## Document text:
--- START ---

Janice Curtis Greene is an award-winning Author, Master Storyteller and Historical Reenactor, an American Griot. She has been telling African, African American and Multicultural stories for over 30 years. She is Past President and Life Member of both the Griot's Circle of Maryland, Inc. and the National Association of Black Storytellers.
Maryland Governor, Lawrence Hogan appointed Mrs. Greene to serve as a Commissioner on the Maryland Commission on African American History and Culture, representing Baltimore County and on September 19, 2022 proclaimed Mrs. Greene the “Official Griot for the State of Maryland”.
Janice the Griot has delighted adult and student audiences at schools, colleges, libraries, hospitals, churches, festivals and various gatherings nationally and internationally. Mrs. Greene mesmerizes her audiences with folktales, song, dance, audience participation, original stories and personal stories and Bible Stories set to syncopated Rap rhythms.

--- END ---

## Given records:

--- START ---

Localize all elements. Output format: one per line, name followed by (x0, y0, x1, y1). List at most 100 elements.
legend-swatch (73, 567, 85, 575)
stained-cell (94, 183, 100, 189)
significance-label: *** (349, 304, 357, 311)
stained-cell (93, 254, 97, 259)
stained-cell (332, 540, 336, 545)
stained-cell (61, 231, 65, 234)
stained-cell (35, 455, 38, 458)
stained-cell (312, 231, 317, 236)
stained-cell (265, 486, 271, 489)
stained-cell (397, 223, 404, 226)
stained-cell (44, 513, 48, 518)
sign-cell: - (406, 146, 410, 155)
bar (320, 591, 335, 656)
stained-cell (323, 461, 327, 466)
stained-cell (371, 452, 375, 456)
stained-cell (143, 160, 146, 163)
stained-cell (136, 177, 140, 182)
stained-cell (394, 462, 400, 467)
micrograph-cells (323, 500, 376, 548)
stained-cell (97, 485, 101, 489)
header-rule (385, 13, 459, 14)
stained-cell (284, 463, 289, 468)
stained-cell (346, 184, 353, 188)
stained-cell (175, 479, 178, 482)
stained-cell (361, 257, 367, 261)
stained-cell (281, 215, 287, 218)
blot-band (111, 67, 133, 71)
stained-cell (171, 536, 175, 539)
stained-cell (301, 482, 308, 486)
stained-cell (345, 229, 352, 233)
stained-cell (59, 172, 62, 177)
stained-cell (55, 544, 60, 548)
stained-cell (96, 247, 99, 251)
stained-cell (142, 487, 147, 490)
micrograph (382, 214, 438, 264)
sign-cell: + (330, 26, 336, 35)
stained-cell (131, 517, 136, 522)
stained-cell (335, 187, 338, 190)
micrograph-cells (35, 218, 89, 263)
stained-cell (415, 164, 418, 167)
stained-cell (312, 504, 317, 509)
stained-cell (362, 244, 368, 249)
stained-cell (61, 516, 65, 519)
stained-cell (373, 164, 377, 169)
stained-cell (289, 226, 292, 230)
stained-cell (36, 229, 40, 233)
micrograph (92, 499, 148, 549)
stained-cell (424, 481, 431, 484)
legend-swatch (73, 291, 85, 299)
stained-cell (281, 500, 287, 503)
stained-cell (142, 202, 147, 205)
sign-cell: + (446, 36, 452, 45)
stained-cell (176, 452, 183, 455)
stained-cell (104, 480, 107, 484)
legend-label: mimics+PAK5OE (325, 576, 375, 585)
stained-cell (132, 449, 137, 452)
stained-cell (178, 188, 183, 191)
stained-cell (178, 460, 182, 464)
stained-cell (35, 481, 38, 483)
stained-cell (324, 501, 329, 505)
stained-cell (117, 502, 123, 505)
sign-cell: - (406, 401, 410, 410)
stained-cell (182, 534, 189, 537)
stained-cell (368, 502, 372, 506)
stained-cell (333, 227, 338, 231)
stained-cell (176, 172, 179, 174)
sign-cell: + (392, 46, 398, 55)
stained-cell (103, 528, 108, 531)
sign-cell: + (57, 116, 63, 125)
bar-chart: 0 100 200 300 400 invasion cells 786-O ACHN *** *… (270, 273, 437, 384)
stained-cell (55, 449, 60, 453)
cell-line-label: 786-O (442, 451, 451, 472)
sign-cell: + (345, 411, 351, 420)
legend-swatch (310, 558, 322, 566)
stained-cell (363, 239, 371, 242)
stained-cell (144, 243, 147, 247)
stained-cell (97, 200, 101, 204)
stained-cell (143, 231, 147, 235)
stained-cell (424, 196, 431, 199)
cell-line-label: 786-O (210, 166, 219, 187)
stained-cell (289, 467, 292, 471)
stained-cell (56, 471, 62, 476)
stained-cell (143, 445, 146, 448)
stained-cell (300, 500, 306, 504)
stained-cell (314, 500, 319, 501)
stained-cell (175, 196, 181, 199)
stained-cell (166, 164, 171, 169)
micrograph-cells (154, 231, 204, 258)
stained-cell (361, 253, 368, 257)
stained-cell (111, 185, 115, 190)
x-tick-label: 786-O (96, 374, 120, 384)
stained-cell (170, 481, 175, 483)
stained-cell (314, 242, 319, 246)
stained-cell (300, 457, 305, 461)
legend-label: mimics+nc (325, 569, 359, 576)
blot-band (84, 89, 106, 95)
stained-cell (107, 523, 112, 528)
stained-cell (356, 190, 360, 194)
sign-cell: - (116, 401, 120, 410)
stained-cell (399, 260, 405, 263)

--- END ---

## Using the information:
[a] From the biography of Janice Curtis Greene above, reproduce the passage starting with "Janice the Griot" and going on through "syncopated Rap rhythms.".
[b] Answer these questions using the biography of Janice Curtis Greene above:
(i) For how many years has she been telling stories?
(ii) Which county does she represent on the Maryland Commission on African American History and Culture?
(iii) On what date was she proclaimed the "Official Griot for the State of Maryland"?
[c] List every kind of place or event where, according to the biography of Janice Curtis Greene above, she has performed for audiences.

## Numbered answers:
[a]
Janice the Griot has delighted adult and student audiences at schools, colleges, libraries, hospitals, churches, festivals and various gatherings nationally and internationally. Mrs. Greene mesmerizes her audiences with folktales, song, dance, audience participation, original stories and personal stories and Bible Stories set to syncopated Rap rhythms.

[b]
(i) Over 30 years.
(ii) Baltimore County.
(iii) September 19, 2022.

[c] Schools, colleges, libraries, hospitals, churches, festivals, various gatherings